▸ PASSAGE
^^^^^^^^^^^^^^^^

Before the LORD the whole universe is as a grain from a balance
or a drop of morning dew come down upon the earth.
But you have mercy on all, because you can do all things;
and you overlook people's sins that they may repent.
For you love all things that are
and loathe nothing that you have made;
for what you hated, you would not have fashioned.
And how could a thing remain, unless you willed it;
or be preserved, had it not been called forth by you?
But you spare all things, because they are yours,
O LORD and lover of souls,
for your imperishable spirit is in all things!
Therefore you rebuke offenders little by little,
warn them and remind them of the sins they are committing,
that they may abandon their wickedness and believe in you, O LORD!
Why do I believe in God? Even before the question about why I am a Catholic (or even ordained as a priest), this is fundamental to how I live my life. Certainly, I am grateful for the faith passed on to me by my parents and grandparents, the examples of faith active in the lives of family and friends, and the many witnesses to faith I’ve had in my life. At some point, however, faith has to become my own. It’s not just what I have received, but what I have accepted, affirmed, and possessed. It is my belief. This is part of the reason we changed from saying “we believe” to “I believe” when we pray the creed together at mass. I believe within the necessary context of community, but it is still deeply personal. It is my belief.

^^^^^^^^^^^^^^^^

▸ DATA PROVIDED
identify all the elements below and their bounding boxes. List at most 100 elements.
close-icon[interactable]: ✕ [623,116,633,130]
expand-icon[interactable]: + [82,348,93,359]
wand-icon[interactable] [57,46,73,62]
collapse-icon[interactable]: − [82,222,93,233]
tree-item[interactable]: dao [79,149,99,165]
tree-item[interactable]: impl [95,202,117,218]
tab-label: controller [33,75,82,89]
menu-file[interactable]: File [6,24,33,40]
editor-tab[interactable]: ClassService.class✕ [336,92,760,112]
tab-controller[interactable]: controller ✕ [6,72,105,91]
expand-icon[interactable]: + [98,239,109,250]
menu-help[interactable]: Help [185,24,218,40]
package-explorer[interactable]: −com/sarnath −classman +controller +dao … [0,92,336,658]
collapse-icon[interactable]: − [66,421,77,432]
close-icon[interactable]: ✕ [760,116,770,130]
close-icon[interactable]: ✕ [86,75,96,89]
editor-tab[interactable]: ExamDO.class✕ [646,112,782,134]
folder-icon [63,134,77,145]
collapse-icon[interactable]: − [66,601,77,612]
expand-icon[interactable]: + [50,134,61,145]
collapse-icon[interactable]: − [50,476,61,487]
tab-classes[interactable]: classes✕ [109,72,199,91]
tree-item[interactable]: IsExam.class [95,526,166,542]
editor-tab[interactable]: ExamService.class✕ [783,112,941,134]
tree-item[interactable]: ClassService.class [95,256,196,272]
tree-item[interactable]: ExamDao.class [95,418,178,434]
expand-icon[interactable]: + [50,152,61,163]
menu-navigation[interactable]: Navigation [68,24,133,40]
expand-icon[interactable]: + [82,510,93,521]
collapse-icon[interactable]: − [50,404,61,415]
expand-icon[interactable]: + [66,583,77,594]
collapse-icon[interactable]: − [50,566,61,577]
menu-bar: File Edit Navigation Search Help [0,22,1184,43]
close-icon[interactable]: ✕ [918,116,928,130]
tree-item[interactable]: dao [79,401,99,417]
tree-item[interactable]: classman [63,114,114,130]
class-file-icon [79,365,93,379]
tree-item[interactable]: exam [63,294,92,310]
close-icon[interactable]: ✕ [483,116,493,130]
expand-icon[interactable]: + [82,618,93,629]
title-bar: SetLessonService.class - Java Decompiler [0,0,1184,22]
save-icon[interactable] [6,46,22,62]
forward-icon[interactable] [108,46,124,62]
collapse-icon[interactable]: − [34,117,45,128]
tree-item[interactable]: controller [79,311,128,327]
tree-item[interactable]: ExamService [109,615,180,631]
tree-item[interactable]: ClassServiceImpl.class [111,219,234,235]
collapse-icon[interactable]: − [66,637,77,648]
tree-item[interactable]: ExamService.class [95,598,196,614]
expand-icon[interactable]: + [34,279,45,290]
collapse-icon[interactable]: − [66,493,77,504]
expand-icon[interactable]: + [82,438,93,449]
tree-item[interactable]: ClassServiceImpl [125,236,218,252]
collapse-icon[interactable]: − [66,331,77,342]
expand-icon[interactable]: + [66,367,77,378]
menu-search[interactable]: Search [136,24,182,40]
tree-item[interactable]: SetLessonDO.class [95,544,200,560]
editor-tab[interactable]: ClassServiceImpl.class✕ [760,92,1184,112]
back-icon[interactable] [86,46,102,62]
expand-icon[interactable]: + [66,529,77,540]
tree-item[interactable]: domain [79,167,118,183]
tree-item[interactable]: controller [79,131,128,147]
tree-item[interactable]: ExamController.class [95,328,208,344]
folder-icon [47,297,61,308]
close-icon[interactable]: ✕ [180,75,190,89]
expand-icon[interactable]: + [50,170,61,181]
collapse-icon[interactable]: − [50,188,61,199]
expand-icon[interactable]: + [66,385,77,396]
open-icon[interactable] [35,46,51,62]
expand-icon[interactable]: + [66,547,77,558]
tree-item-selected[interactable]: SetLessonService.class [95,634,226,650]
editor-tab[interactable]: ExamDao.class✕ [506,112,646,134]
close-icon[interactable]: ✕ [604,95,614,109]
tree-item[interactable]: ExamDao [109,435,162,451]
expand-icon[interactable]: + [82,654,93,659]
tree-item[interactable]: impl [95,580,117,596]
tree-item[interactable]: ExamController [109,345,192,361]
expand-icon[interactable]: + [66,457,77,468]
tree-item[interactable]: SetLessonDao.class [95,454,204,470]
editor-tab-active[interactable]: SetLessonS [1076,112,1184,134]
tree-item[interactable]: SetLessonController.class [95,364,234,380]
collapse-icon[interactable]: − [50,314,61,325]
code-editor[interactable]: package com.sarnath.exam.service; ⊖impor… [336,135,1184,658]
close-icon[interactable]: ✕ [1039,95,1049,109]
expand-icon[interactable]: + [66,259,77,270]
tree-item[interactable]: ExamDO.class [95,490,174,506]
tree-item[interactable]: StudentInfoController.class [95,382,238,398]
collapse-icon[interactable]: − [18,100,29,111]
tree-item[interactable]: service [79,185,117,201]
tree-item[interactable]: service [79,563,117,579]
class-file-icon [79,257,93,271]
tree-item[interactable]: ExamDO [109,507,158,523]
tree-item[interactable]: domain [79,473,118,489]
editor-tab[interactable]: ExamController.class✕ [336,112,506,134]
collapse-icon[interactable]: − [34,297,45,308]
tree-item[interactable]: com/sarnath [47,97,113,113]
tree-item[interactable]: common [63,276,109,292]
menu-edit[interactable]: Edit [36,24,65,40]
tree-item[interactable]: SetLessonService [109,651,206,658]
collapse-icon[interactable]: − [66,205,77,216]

^^^^^^^^^^^^^^^^

▸ WORK REQUEST A
According to the passage, why does the LORD spare all things?
▸ WORK REQUEST B
How would you translate this sentence from the passage into Spanish: "At some point, however, faith has to become my own."
▸ WORK REQUEST C
Write a continuation of the passage, starting after its last sentence.
The data is separate from the passage.

▸ ANSWER SECTION A
Because they are the LORD's.

▸ ANSWER SECTION B
Sin embargo, en algún momento, la fe tiene que volverse mía.

▸ ANSWER SECTION C
I have struggled at numerous times with different aspects of belief, but I have only had a few crises of faith, where belief altogether was challenged. The first was in high school, after a cultural exchange program to Japan, where I returned holding to the idea that the divine was some sort of impersonal force that assisted me in balancing paradox in my life. An encounter with love started to shift my understanding again: if God loves then he must be personal for only a person can love. In college, my Catholic faith was challenged deeply by well intentioned Protestant brothers and sisters. Even using their own understanding of scripture, I couldn’t let go of the sixth chapter of John’s Gospel and the understanding of the Eucharist as the body and blood of Jesus given in love for us. Although deeper and more painful, the practice of my faith was challenged after I left seminary the first time due mostly to apathy and a lack of practice. I rarely went to mass and, when I did, I rarely had a positive experience until I began, again, to listen to the healing voice of God’s love in my heart that drew me back to community. The first major revelations about the sexual abuse scandals in the Church in 2002 profoundly challenged my commitment to discerning a vocation to priesthood and the resiliency of my belief. At each of these times (and at a few others) my grasp on belief was tenuous. The loss of relationships, personal and family tragedies, and the death of loved ones added other and different challenges to my faith. I have wrestled with ultimate questions and have traveled the ups and downs of faith. So, why do I believe in God?
At the most basic level, I believe in God because I have encountered love. A love beyond me, yet within me. A love so powerful that it created and holds in existence the whole universe. A love so gentle that it is heard in a whisper. A love so close that it lives within. A love so patient that it’s mercy never fails. A love that is deeply human. A love purely divine. A love that gave it all, brings life from death, and renews the whole world. A love that doesn’t make sense in itself, but does make sense of everything else. A love that has loved me, has healed me, and continues to change me. A love that forgives. A love that makes it all worth it. Love is the reason I believe in God. I believe because God is love.